SELECTED EXCERPT:
━━━━━━

One of the most commonly asked questions asked about ferns is ‘which ferns are suitable for dry shade ?’

In general, ferns are all suitable shade, but vary in their tolerance for dry conditions. However, if conditions are dry, shade can be beneficial as it reduces the water stress that plants are subject to. Below I’ve set out a little about each genus to help guide you in making a selection.


    Asplenium scolopendrium and its cultivars have broad, tongue like leaves in fresh apple green, making an excellent contrast amongst other ferns. Some cultivars have branching (cristate) leaves, whilst others have beautifully frilly, gophered edges. They prefer a shaded spot, but can take up to 3 hours sun per day. They are quite tolerant of dry conditions once they have fully established. Until then some moisture at the root is beneficial.

━━━━━━

DATASET:
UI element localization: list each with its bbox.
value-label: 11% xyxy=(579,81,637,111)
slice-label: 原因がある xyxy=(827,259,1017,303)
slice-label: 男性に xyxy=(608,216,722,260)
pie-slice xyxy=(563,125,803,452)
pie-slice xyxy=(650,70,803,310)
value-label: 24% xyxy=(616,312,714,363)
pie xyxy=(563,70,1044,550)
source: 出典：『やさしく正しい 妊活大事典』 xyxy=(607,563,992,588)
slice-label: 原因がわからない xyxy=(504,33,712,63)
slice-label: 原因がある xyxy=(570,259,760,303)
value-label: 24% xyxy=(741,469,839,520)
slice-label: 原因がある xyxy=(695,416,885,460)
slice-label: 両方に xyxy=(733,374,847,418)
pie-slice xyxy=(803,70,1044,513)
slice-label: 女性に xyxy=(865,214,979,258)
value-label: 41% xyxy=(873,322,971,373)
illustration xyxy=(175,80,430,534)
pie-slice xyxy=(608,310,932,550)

━━━━━━

SET OF TASKS:
[1] Answer these questions about the text on ferns for dry shade.
(a) What does shade reduce for plants when conditions are dry?
(b) How many hours of sun per day can Asplenium scolopendrium take?
(c) What is beneficial for Asplenium scolopendrium until it has fully established?
[2] Extend the text on ferns for dry shade past its final sentence.

EXPECTED OUTPUTS:
[1]
(a) The water stress that plants are subject to.
(b) Up to 3 hours.
(c) Some moisture at the root.

[2]
Asplenium scolopendrium

Asplenium scolopendrium

Dryopteris affinis

Dryopteris affinis


    Dryopteris is a large broad genus, coming from woodland, amongst mountain rocks and marshland. Most species put up with dry conditions well with many tolerating severe drought once established. The genus contains some quite large species, such as our native D.affinis with its striking golden new fronds, the Male fern D.filix-mas which tolerates dry particularly well and D.wallichiana, a slower but ultimately large and imposing fern.  Two asiatic species, D.erythrosora and D.lepidopoda are of note for the gorgeous copper tint of the new fronds. Both are tolerant of dry. Of all this genus, D.dilitata needs perhaps more moisture than the rest, being quite tolerant of even very wet sites

Polypody – evergreen

    Our native Polypody can often be seen growing through the centre of a hedge or in similar unpromising sites in walls. The leaves are simpler than some ferns, being only cut once in the species, however some forms, such as the lovely P.interjectum ‘Cornubiense’ have much fuller and deeper cut fronds. They are tough carpeting plants with short stiff rhizomes that can make quite an impenetrable barrier. They are quite tolerant of the dry and can even stands short periods of drought. In wetter areas they can often be found growing as epiphytes on trees in shaded woodland.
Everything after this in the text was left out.